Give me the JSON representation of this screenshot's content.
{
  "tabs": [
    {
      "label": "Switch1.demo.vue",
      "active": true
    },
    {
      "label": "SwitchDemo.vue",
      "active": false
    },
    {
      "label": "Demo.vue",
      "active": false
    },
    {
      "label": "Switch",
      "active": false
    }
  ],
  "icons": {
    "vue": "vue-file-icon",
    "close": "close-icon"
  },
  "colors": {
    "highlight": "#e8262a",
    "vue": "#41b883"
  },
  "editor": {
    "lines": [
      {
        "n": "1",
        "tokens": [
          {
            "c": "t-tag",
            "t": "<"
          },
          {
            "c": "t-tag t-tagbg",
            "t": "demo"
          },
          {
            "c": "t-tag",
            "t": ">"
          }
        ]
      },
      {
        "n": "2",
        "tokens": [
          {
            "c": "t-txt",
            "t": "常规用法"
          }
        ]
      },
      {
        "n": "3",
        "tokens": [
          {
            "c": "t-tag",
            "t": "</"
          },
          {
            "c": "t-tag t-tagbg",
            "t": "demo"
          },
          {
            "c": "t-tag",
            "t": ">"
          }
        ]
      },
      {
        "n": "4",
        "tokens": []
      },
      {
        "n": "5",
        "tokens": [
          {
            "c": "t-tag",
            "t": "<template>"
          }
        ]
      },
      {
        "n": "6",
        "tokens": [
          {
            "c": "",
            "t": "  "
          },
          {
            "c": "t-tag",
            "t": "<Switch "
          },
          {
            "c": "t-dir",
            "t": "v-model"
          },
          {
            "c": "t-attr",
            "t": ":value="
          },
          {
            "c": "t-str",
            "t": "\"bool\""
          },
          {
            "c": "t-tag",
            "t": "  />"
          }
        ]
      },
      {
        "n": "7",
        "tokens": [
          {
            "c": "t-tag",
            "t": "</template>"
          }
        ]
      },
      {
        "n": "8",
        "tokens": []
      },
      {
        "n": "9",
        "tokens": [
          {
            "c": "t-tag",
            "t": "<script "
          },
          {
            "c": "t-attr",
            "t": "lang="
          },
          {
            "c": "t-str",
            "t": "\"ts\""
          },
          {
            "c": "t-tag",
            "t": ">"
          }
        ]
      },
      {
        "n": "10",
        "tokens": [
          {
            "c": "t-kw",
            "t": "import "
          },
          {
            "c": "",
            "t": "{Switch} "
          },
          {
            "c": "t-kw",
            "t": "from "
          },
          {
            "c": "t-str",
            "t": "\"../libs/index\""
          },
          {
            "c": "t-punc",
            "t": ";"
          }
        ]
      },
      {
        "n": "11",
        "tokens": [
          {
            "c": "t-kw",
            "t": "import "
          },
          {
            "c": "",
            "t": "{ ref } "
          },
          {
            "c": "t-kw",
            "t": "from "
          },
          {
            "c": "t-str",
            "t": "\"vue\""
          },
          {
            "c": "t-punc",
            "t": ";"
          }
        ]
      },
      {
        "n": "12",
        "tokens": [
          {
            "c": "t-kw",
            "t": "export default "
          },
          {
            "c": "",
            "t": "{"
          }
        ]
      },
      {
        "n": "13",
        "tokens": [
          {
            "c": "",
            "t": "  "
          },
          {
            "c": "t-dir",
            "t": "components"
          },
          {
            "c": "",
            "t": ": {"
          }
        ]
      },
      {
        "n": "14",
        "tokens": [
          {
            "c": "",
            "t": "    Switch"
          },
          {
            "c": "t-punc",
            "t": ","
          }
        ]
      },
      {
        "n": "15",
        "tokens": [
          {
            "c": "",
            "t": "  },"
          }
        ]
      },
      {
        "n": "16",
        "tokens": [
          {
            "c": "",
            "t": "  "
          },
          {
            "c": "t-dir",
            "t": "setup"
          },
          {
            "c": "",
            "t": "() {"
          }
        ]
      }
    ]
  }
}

*Given request*. Copy the entries above exactly, leaving none out.

*Full output*.
Give me the JSON representation of this screenshot's content.
{
  "tabs": [
    {
      "label": "Switch1.demo.vue",
      "active": true
    },
    {
      "label": "SwitchDemo.vue",
      "active": false
    },
    {
      "label": "Demo.vue",
      "active": false
    },
    {
      "label": "Switch",
      "active": false
    }
  ],
  "icons": {
    "vue": "vue-file-icon",
    "close": "close-icon"
  },
  "colors": {
    "highlight": "#e8262a",
    "vue": "#41b883"
  },
  "editor": {
    "lines": [
      {
        "n": "1",
        "tokens": [
          {
            "c": "t-tag",
            "t": "<"
          },
          {
            "c": "t-tag t-tagbg",
            "t": "demo"
          },
          {
            "c": "t-tag",
            "t": ">"
          }
        ]
      },
      {
        "n": "2",
        "tokens": [
          {
            "c": "t-txt",
            "t": "常规用法"
          }
        ]
      },
      {
        "n": "3",
        "tokens": [
          {
            "c": "t-tag",
            "t": "</"
          },
          {
            "c": "t-tag t-tagbg",
            "t": "demo"
          },
          {
            "c": "t-tag",
            "t": ">"
          }
        ]
      },
      {
        "n": "4",
        "tokens": []
      },
      {
        "n": "5",
        "tokens": [
          {
            "c": "t-tag",
            "t": "<template>"
          }
        ]
      },
      {
        "n": "6",
        "tokens": [
          {
            "c": "",
            "t": "  "
          },
          {
            "c": "t-tag",
            "t": "<Switch "
          },
          {
            "c": "t-dir",
            "t": "v-model"
          },
          {
            "c": "t-attr",
            "t": ":value="
          },
          {
            "c": "t-str",
            "t": "\"bool\""
          },
          {
            "c": "t-tag",
            "t": "  />"
          }
        ]
      },
      {
        "n": "7",
        "tokens": [
          {
            "c": "t-tag",
            "t": "</template>"
          }
        ]
      },
      {
        "n": "8",
        "tokens": []
      },
      {
        "n": "9",
        "tokens": [
          {
            "c": "t-tag",
            "t": "<script "
          },
          {
            "c": "t-attr",
            "t": "lang="
          },
          {
            "c": "t-str",
            "t": "\"ts\""
          },
          {
            "c": "t-tag",
            "t": ">"
          }
        ]
      },
      {
        "n": "10",
        "tokens": [
          {
            "c": "t-kw",
            "t": "import "
          },
          {
            "c": "",
            "t": "{Switch} "
          },
          {
            "c": "t-kw",
            "t": "from "
          },
          {
            "c": "t-str",
            "t": "\"../libs/index\""
          },
          {
            "c": "t-punc",
            "t": ";"
          }
        ]
      },
      {
        "n": "11",
        "tokens": [
          {
            "c": "t-kw",
            "t": "import "
          },
          {
            "c": "",
            "t": "{ ref } "
          },
          {
            "c": "t-kw",
            "t": "from "
          },
          {
            "c": "t-str",
            "t": "\"vue\""
          },
          {
            "c": "t-punc",
            "t": ";"
          }
        ]
      },
      {
        "n": "12",
        "tokens": [
          {
            "c": "t-kw",
            "t": "export default "
          },
          {
            "c": "",
            "t": "{"
          }
        ]
      },
      {
        "n": "13",
        "tokens": [
          {
            "c": "",
            "t": "  "
          },
          {
            "c": "t-dir",
            "t": "components"
          },
          {
            "c": "",
            "t": ": {"
          }
        ]
      },
      {
        "n": "14",
        "tokens": [
          {
            "c": "",
            "t": "    Switch"
          },
          {
            "c": "t-punc",
            "t": ","
          }
        ]
      },
      {
        "n": "15",
        "tokens": [
          {
            "c": "",
            "t": "  },"
          }
        ]
      },
      {
        "n": "16",
        "tokens": [
          {
            "c": "",
            "t": "  "
          },
          {
            "c": "t-dir",
            "t": "setup"
          },
          {
            "c": "",
            "t": "() {"
          }
        ]
      }
    ]
  }
}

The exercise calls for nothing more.